(Excerpts from a figure dataset)
<<<<

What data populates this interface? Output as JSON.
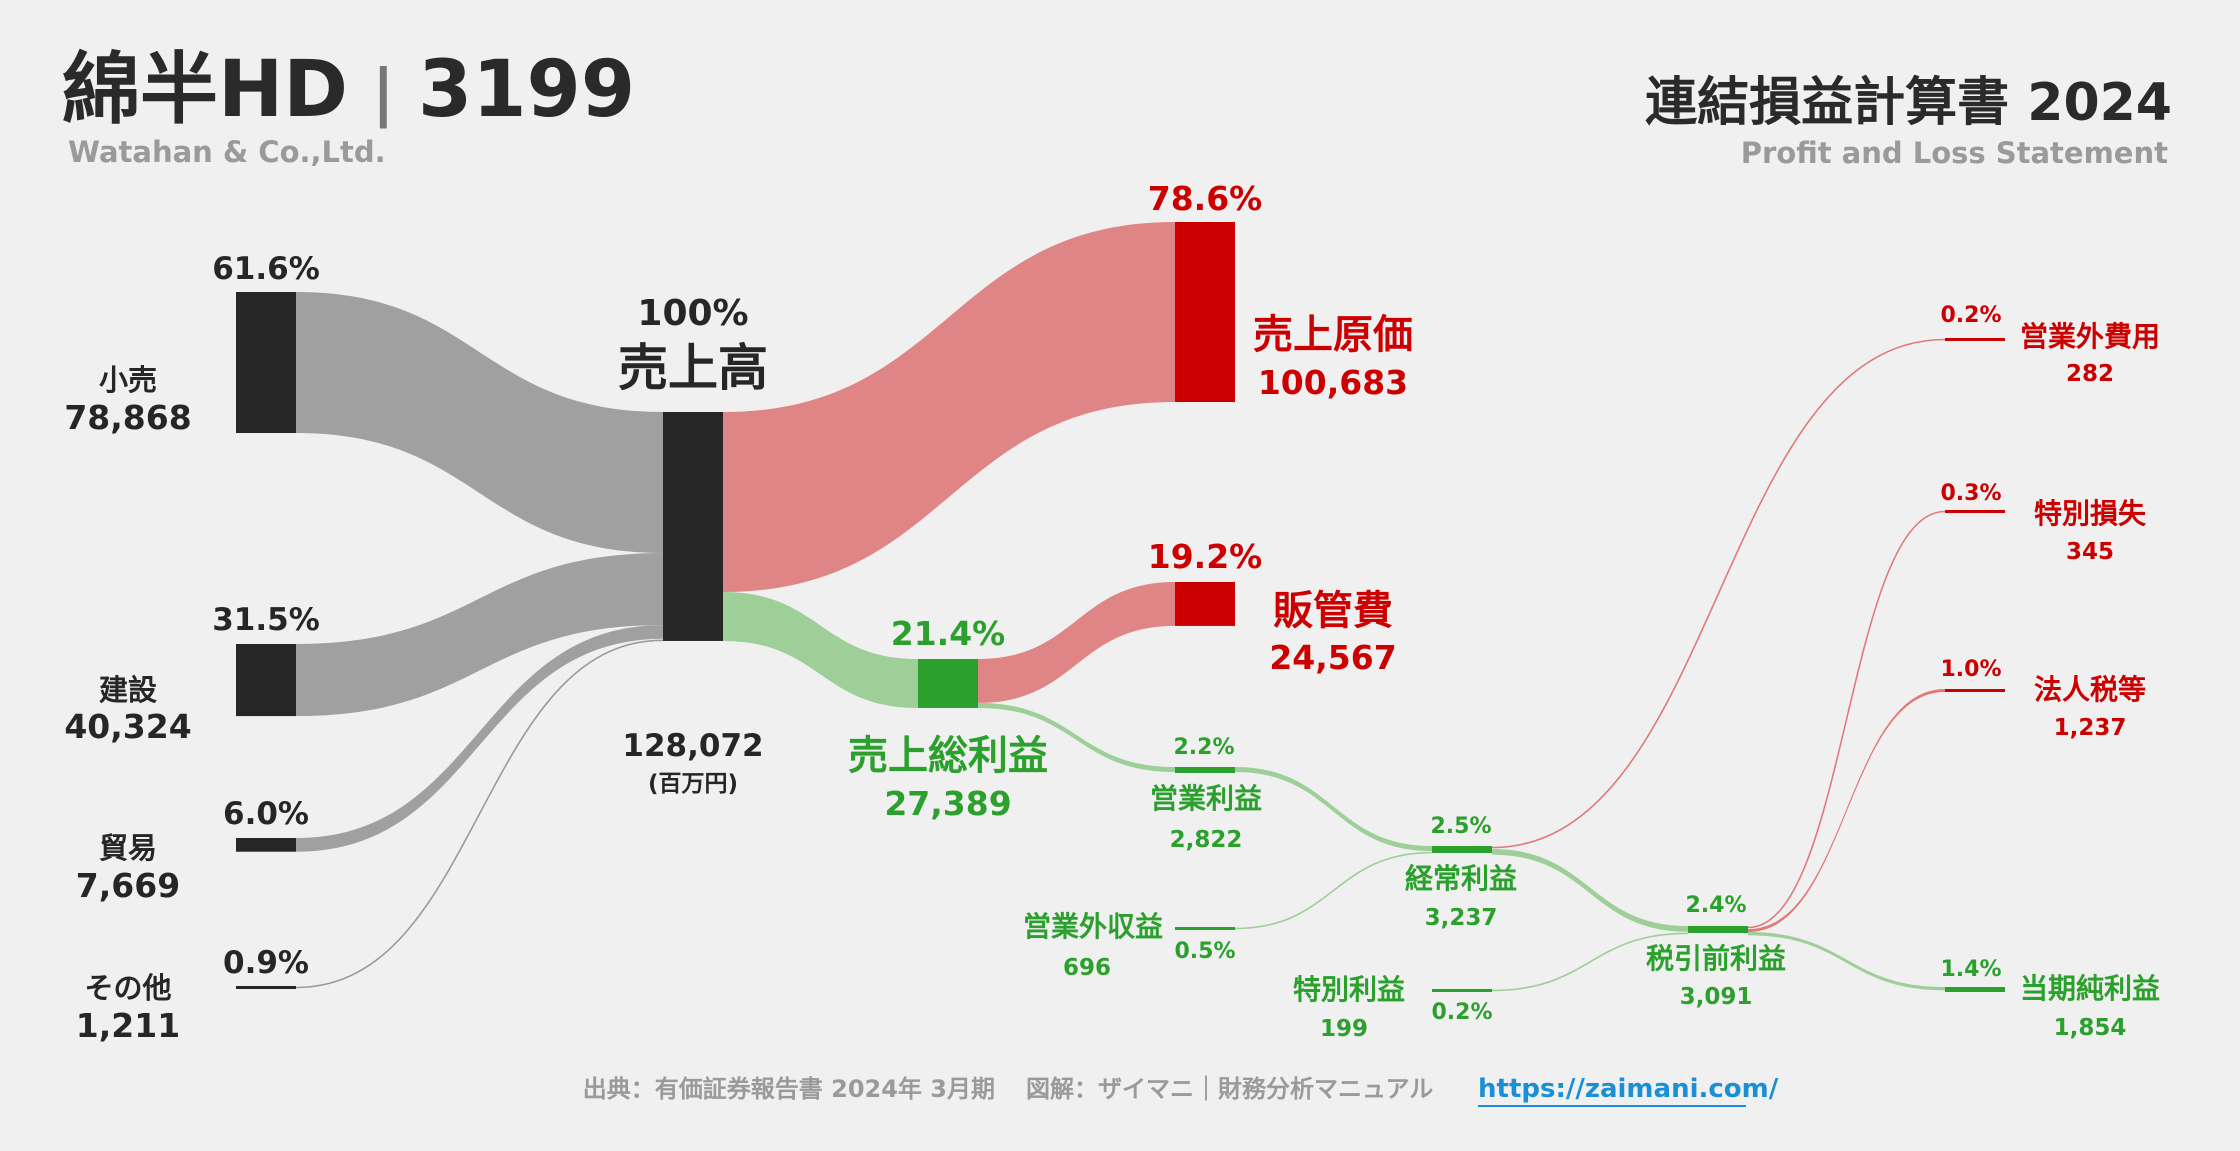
{
  "header": {
    "company": "綿半HD",
    "separator": "|",
    "ticker": "3199",
    "company_en": "Watahan & Co.,Ltd.",
    "title": "連結損益計算書 2024",
    "title_en": "Profit and Loss Statement"
  },
  "footer": {
    "source": "出典：有価証券報告書 2024年 3月期",
    "diagram": "図解：ザイマニ｜財務分析マニュアル",
    "url": "https://zaimani.com/"
  },
  "colors": {
    "background": "#f0f0f0",
    "node_dark": "#262626",
    "flow_gray": "#a0a0a0",
    "cost_red": "#cc0000",
    "cost_flow": "#e08585",
    "profit_green": "#2ca02c",
    "profit_flow": "#9ecf98",
    "muted_text": "#9a9a9a"
  },
  "chart_data": {
    "type": "sankey",
    "unit": "(百万円)",
    "nodes": [
      {
        "id": "retail",
        "label": "小売",
        "value": "78,868",
        "pct": "61.6%"
      },
      {
        "id": "construction",
        "label": "建設",
        "value": "40,324",
        "pct": "31.5%"
      },
      {
        "id": "trade",
        "label": "貿易",
        "value": "7,669",
        "pct": "6.0%"
      },
      {
        "id": "other",
        "label": "その他",
        "value": "1,211",
        "pct": "0.9%"
      },
      {
        "id": "revenue",
        "label": "売上高",
        "value": "128,072",
        "pct": "100%"
      },
      {
        "id": "cogs",
        "label": "売上原価",
        "value": "100,683",
        "pct": "78.6%"
      },
      {
        "id": "gross_profit",
        "label": "売上総利益",
        "value": "27,389",
        "pct": "21.4%"
      },
      {
        "id": "sga",
        "label": "販管費",
        "value": "24,567",
        "pct": "19.2%"
      },
      {
        "id": "operating_income",
        "label": "営業利益",
        "value": "2,822",
        "pct": "2.2%"
      },
      {
        "id": "non_op_income",
        "label": "営業外収益",
        "value": "696",
        "pct": "0.5%"
      },
      {
        "id": "non_op_expense",
        "label": "営業外費用",
        "value": "282",
        "pct": "0.2%"
      },
      {
        "id": "ordinary_income",
        "label": "経常利益",
        "value": "3,237",
        "pct": "2.5%"
      },
      {
        "id": "extraordinary_income",
        "label": "特別利益",
        "value": "199",
        "pct": "0.2%"
      },
      {
        "id": "extraordinary_loss",
        "label": "特別損失",
        "value": "345",
        "pct": "0.3%"
      },
      {
        "id": "pretax_income",
        "label": "税引前利益",
        "value": "3,091",
        "pct": "2.4%"
      },
      {
        "id": "income_taxes",
        "label": "法人税等",
        "value": "1,237",
        "pct": "1.0%"
      },
      {
        "id": "net_income",
        "label": "当期純利益",
        "value": "1,854",
        "pct": "1.4%"
      }
    ],
    "links": [
      {
        "source": "retail",
        "target": "revenue",
        "value": 78868
      },
      {
        "source": "construction",
        "target": "revenue",
        "value": 40324
      },
      {
        "source": "trade",
        "target": "revenue",
        "value": 7669
      },
      {
        "source": "other",
        "target": "revenue",
        "value": 1211
      },
      {
        "source": "revenue",
        "target": "cogs",
        "value": 100683
      },
      {
        "source": "revenue",
        "target": "gross_profit",
        "value": 27389
      },
      {
        "source": "gross_profit",
        "target": "sga",
        "value": 24567
      },
      {
        "source": "gross_profit",
        "target": "operating_income",
        "value": 2822
      },
      {
        "source": "operating_income",
        "target": "ordinary_income",
        "value": 2822
      },
      {
        "source": "non_op_income",
        "target": "ordinary_income",
        "value": 696
      },
      {
        "source": "ordinary_income",
        "target": "non_op_expense",
        "value": 282
      },
      {
        "source": "ordinary_income",
        "target": "pretax_income",
        "value": 3237
      },
      {
        "source": "extraordinary_income",
        "target": "pretax_income",
        "value": 199
      },
      {
        "source": "pretax_income",
        "target": "extraordinary_loss",
        "value": 345
      },
      {
        "source": "pretax_income",
        "target": "income_taxes",
        "value": 1237
      },
      {
        "source": "pretax_income",
        "target": "net_income",
        "value": 1854
      }
    ]
  }
}
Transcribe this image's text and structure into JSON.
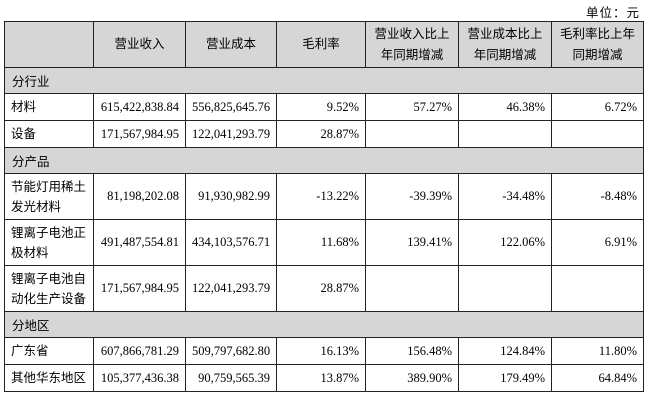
{
  "unit_label": "单位：元",
  "table": {
    "columns": [
      "",
      "营业收入",
      "营业成本",
      "毛利率",
      "营业收入比上年同期增减",
      "营业成本比上年同期增减",
      "毛利率比上年同期增减"
    ],
    "sections": [
      {
        "title": "分行业",
        "rows": [
          {
            "label": "材料",
            "values": [
              "615,422,838.84",
              "556,825,645.76",
              "9.52%",
              "57.27%",
              "46.38%",
              "6.72%"
            ]
          },
          {
            "label": "设备",
            "values": [
              "171,567,984.95",
              "122,041,293.79",
              "28.87%",
              "",
              "",
              ""
            ]
          }
        ]
      },
      {
        "title": "分产品",
        "rows": [
          {
            "label": "节能灯用稀土发光材料",
            "values": [
              "81,198,202.08",
              "91,930,982.99",
              "-13.22%",
              "-39.39%",
              "-34.48%",
              "-8.48%"
            ]
          },
          {
            "label": "锂离子电池正极材料",
            "values": [
              "491,487,554.81",
              "434,103,576.71",
              "11.68%",
              "139.41%",
              "122.06%",
              "6.91%"
            ]
          },
          {
            "label": "锂离子电池自动化生产设备",
            "values": [
              "171,567,984.95",
              "122,041,293.79",
              "28.87%",
              "",
              "",
              ""
            ]
          }
        ]
      },
      {
        "title": "分地区",
        "rows": [
          {
            "label": "广东省",
            "values": [
              "607,866,781.29",
              "509,797,682.80",
              "16.13%",
              "156.48%",
              "124.84%",
              "11.80%"
            ]
          },
          {
            "label": "其他华东地区",
            "values": [
              "105,377,436.38",
              "90,759,565.39",
              "13.87%",
              "389.90%",
              "179.49%",
              "64.84%"
            ]
          }
        ]
      }
    ],
    "colors": {
      "header_bg": "#d6d6d6",
      "section_bg": "#d6d6d6",
      "border": "#222222"
    }
  }
}
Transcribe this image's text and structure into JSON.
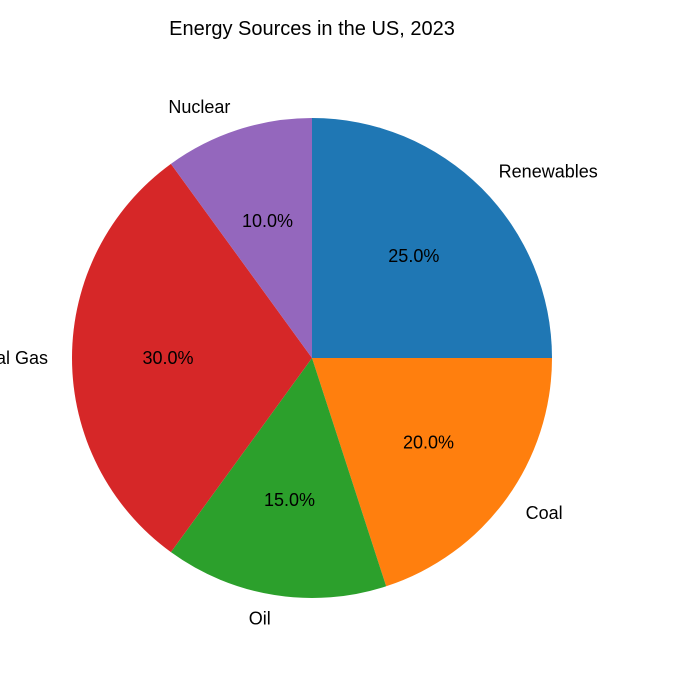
{
  "chart_data": {
    "type": "pie",
    "title": "Energy Sources in the US, 2023",
    "labels": [
      "Renewables",
      "Coal",
      "Oil",
      "Natural Gas",
      "Nuclear"
    ],
    "values": [
      25.0,
      20.0,
      15.0,
      30.0,
      10.0
    ],
    "value_labels": [
      "25.0%",
      "20.0%",
      "15.0%",
      "30.0%",
      "10.0%"
    ],
    "colors": [
      "#1f77b4",
      "#ff7f0e",
      "#2ca02c",
      "#d62728",
      "#9467bd"
    ],
    "start_angle_deg": 90,
    "direction": "clockwise"
  }
}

>>>>

Each record above should be copied character for character, with pictures dropped.

What data populates this interface? Output as JSON.
{
  "header": {
    "company": "綿半HD",
    "separator": "|",
    "ticker": "3199",
    "company_en": "Watahan & Co.,Ltd.",
    "title": "連結損益計算書 2024",
    "title_en": "Profit and Loss Statement"
  },
  "footer": {
    "source": "出典：有価証券報告書 2024年 3月期",
    "diagram": "図解：ザイマニ｜財務分析マニュアル",
    "url": "https://zaimani.com/"
  },
  "colors": {
    "background": "#f0f0f0",
    "node_dark": "#262626",
    "flow_gray": "#a0a0a0",
    "cost_red": "#cc0000",
    "cost_flow": "#e08585",
    "profit_green": "#2ca02c",
    "profit_flow": "#9ecf98",
    "muted_text": "#9a9a9a"
  },
  "chart_data": {
    "type": "sankey",
    "unit": "(百万円)",
    "nodes": [
      {
        "id": "retail",
        "label": "小売",
        "value": "78,868",
        "pct": "61.6%"
      },
      {
        "id": "construction",
        "label": "建設",
        "value": "40,324",
        "pct": "31.5%"
      },
      {
        "id": "trade",
        "label": "貿易",
        "value": "7,669",
        "pct": "6.0%"
      },
      {
        "id": "other",
        "label": "その他",
        "value": "1,211",
        "pct": "0.9%"
      },
      {
        "id": "revenue",
        "label": "売上高",
        "value": "128,072",
        "pct": "100%"
      },
      {
        "id": "cogs",
        "label": "売上原価",
        "value": "100,683",
        "pct": "78.6%"
      },
      {
        "id": "gross_profit",
        "label": "売上総利益",
        "value": "27,389",
        "pct": "21.4%"
      },
      {
        "id": "sga",
        "label": "販管費",
        "value": "24,567",
        "pct": "19.2%"
      },
      {
        "id": "operating_income",
        "label": "営業利益",
        "value": "2,822",
        "pct": "2.2%"
      },
      {
        "id": "non_op_income",
        "label": "営業外収益",
        "value": "696",
        "pct": "0.5%"
      },
      {
        "id": "non_op_expense",
        "label": "営業外費用",
        "value": "282",
        "pct": "0.2%"
      },
      {
        "id": "ordinary_income",
        "label": "経常利益",
        "value": "3,237",
        "pct": "2.5%"
      },
      {
        "id": "extraordinary_income",
        "label": "特別利益",
        "value": "199",
        "pct": "0.2%"
      },
      {
        "id": "extraordinary_loss",
        "label": "特別損失",
        "value": "345",
        "pct": "0.3%"
      },
      {
        "id": "pretax_income",
        "label": "税引前利益",
        "value": "3,091",
        "pct": "2.4%"
      },
      {
        "id": "income_taxes",
        "label": "法人税等",
        "value": "1,237",
        "pct": "1.0%"
      },
      {
        "id": "net_income",
        "label": "当期純利益",
        "value": "1,854",
        "pct": "1.4%"
      }
    ],
    "links": [
      {
        "source": "retail",
        "target": "revenue",
        "value": 78868
      },
      {
        "source": "construction",
        "target": "revenue",
        "value": 40324
      },
      {
        "source": "trade",
        "target": "revenue",
        "value": 7669
      },
      {
        "source": "other",
        "target": "revenue",
        "value": 1211
      },
      {
        "source": "revenue",
        "target": "cogs",
        "value": 100683
      },
      {
        "source": "revenue",
        "target": "gross_profit",
        "value": 27389
      },
      {
        "source": "gross_profit",
        "target": "sga",
        "value": 24567
      },
      {
        "source": "gross_profit",
        "target": "operating_income",
        "value": 2822
      },
      {
        "source": "operating_income",
        "target": "ordinary_income",
        "value": 2822
      },
      {
        "source": "non_op_income",
        "target": "ordinary_income",
        "value": 696
      },
      {
        "source": "ordinary_income",
        "target": "non_op_expense",
        "value": 282
      },
      {
        "source": "ordinary_income",
        "target": "pretax_income",
        "value": 3237
      },
      {
        "source": "extraordinary_income",
        "target": "pretax_income",
        "value": 199
      },
      {
        "source": "pretax_income",
        "target": "extraordinary_loss",
        "value": 345
      },
      {
        "source": "pretax_income",
        "target": "income_taxes",
        "value": 1237
      },
      {
        "source": "pretax_income",
        "target": "net_income",
        "value": 1854
      }
    ]
  }
}
Transcribe this image's text and structure into JSON.
{
  "unit_label": "单位：元",
  "table": {
    "columns": [
      "",
      "营业收入",
      "营业成本",
      "毛利率",
      "营业收入比上年同期增减",
      "营业成本比上年同期增减",
      "毛利率比上年同期增减"
    ],
    "sections": [
      {
        "title": "分行业",
        "rows": [
          {
            "label": "材料",
            "values": [
              "615,422,838.84",
              "556,825,645.76",
              "9.52%",
              "57.27%",
              "46.38%",
              "6.72%"
            ]
          },
          {
            "label": "设备",
            "values": [
              "171,567,984.95",
              "122,041,293.79",
              "28.87%",
              "",
              "",
              ""
            ]
          }
        ]
      },
      {
        "title": "分产品",
        "rows": [
          {
            "label": "节能灯用稀土发光材料",
            "values": [
              "81,198,202.08",
              "91,930,982.99",
              "-13.22%",
              "-39.39%",
              "-34.48%",
              "-8.48%"
            ]
          },
          {
            "label": "锂离子电池正极材料",
            "values": [
              "491,487,554.81",
              "434,103,576.71",
              "11.68%",
              "139.41%",
              "122.06%",
              "6.91%"
            ]
          },
          {
            "label": "锂离子电池自动化生产设备",
            "values": [
              "171,567,984.95",
              "122,041,293.79",
              "28.87%",
              "",
              "",
              ""
            ]
          }
        ]
      },
      {
        "title": "分地区",
        "rows": [
          {
            "label": "广东省",
            "values": [
              "607,866,781.29",
              "509,797,682.80",
              "16.13%",
              "156.48%",
              "124.84%",
              "11.80%"
            ]
          },
          {
            "label": "其他华东地区",
            "values": [
              "105,377,436.38",
              "90,759,565.39",
              "13.87%",
              "389.90%",
              "179.49%",
              "64.84%"
            ]
          }
        ]
      }
    ],
    "colors": {
      "header_bg": "#d6d6d6",
      "section_bg": "#d6d6d6",
      "border": "#222222"
    }
  }
}
Transcribe this image's text and structure into JSON.
{
  "chart_data": {
    "type": "pie",
    "title": "Energy Sources in the US, 2023",
    "labels": [
      "Renewables",
      "Coal",
      "Oil",
      "Natural Gas",
      "Nuclear"
    ],
    "values": [
      25.0,
      20.0,
      15.0,
      30.0,
      10.0
    ],
    "value_labels": [
      "25.0%",
      "20.0%",
      "15.0%",
      "30.0%",
      "10.0%"
    ],
    "colors": [
      "#1f77b4",
      "#ff7f0e",
      "#2ca02c",
      "#d62728",
      "#9467bd"
    ],
    "start_angle_deg": 90,
    "direction": "clockwise"
  }
}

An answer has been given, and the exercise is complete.